[Part of a data file]
————

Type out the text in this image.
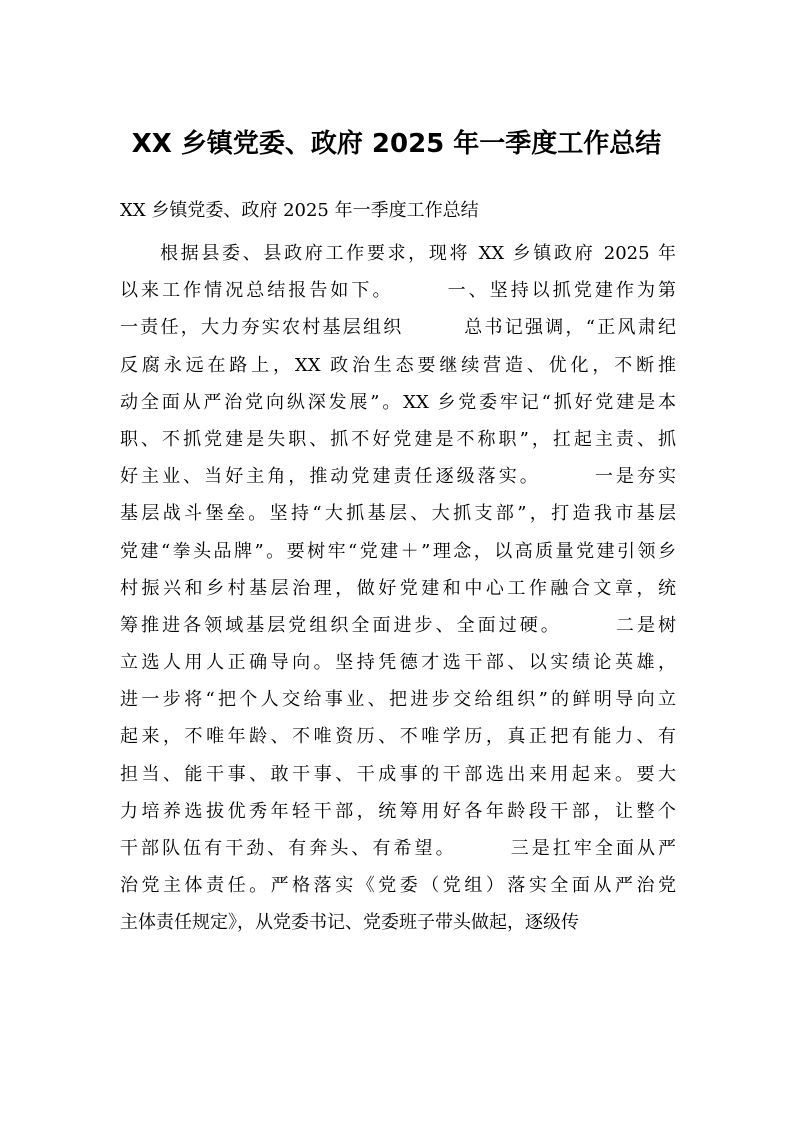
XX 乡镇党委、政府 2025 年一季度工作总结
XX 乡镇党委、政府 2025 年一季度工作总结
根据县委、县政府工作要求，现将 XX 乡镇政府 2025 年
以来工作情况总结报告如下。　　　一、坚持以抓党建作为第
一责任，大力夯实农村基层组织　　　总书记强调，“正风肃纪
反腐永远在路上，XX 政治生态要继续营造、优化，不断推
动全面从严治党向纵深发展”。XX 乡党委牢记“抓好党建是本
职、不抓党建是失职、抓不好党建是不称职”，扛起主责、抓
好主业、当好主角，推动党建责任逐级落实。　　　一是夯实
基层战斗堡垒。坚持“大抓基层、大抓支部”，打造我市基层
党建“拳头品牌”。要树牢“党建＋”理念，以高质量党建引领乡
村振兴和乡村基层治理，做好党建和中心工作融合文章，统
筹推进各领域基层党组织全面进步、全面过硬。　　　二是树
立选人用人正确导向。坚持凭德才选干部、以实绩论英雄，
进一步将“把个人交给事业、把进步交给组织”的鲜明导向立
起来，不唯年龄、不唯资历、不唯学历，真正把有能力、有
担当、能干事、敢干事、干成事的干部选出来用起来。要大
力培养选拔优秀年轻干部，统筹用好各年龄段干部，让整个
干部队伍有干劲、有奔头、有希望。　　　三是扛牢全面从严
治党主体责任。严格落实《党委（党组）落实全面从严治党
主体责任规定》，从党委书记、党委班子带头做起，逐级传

————

:: PROBLEM STATEMENT ::
Write out the full set of lines verbatim, without the pictures.

:: SOLVED EXERCISE ::
Type out the text in this image.
XX 乡镇党委、政府 2025 年一季度工作总结
XX 乡镇党委、政府 2025 年一季度工作总结
根据县委、县政府工作要求，现将 XX 乡镇政府 2025 年
以来工作情况总结报告如下。　　　一、坚持以抓党建作为第
一责任，大力夯实农村基层组织　　　总书记强调，“正风肃纪
反腐永远在路上，XX 政治生态要继续营造、优化，不断推
动全面从严治党向纵深发展”。XX 乡党委牢记“抓好党建是本
职、不抓党建是失职、抓不好党建是不称职”，扛起主责、抓
好主业、当好主角，推动党建责任逐级落实。　　　一是夯实
基层战斗堡垒。坚持“大抓基层、大抓支部”，打造我市基层
党建“拳头品牌”。要树牢“党建＋”理念，以高质量党建引领乡
村振兴和乡村基层治理，做好党建和中心工作融合文章，统
筹推进各领域基层党组织全面进步、全面过硬。　　　二是树
立选人用人正确导向。坚持凭德才选干部、以实绩论英雄，
进一步将“把个人交给事业、把进步交给组织”的鲜明导向立
起来，不唯年龄、不唯资历、不唯学历，真正把有能力、有
担当、能干事、敢干事、干成事的干部选出来用起来。要大
力培养选拔优秀年轻干部，统筹用好各年龄段干部，让整个
干部队伍有干劲、有奔头、有希望。　　　三是扛牢全面从严
治党主体责任。严格落实《党委（党组）落实全面从严治党
主体责任规定》，从党委书记、党委班子带头做起，逐级传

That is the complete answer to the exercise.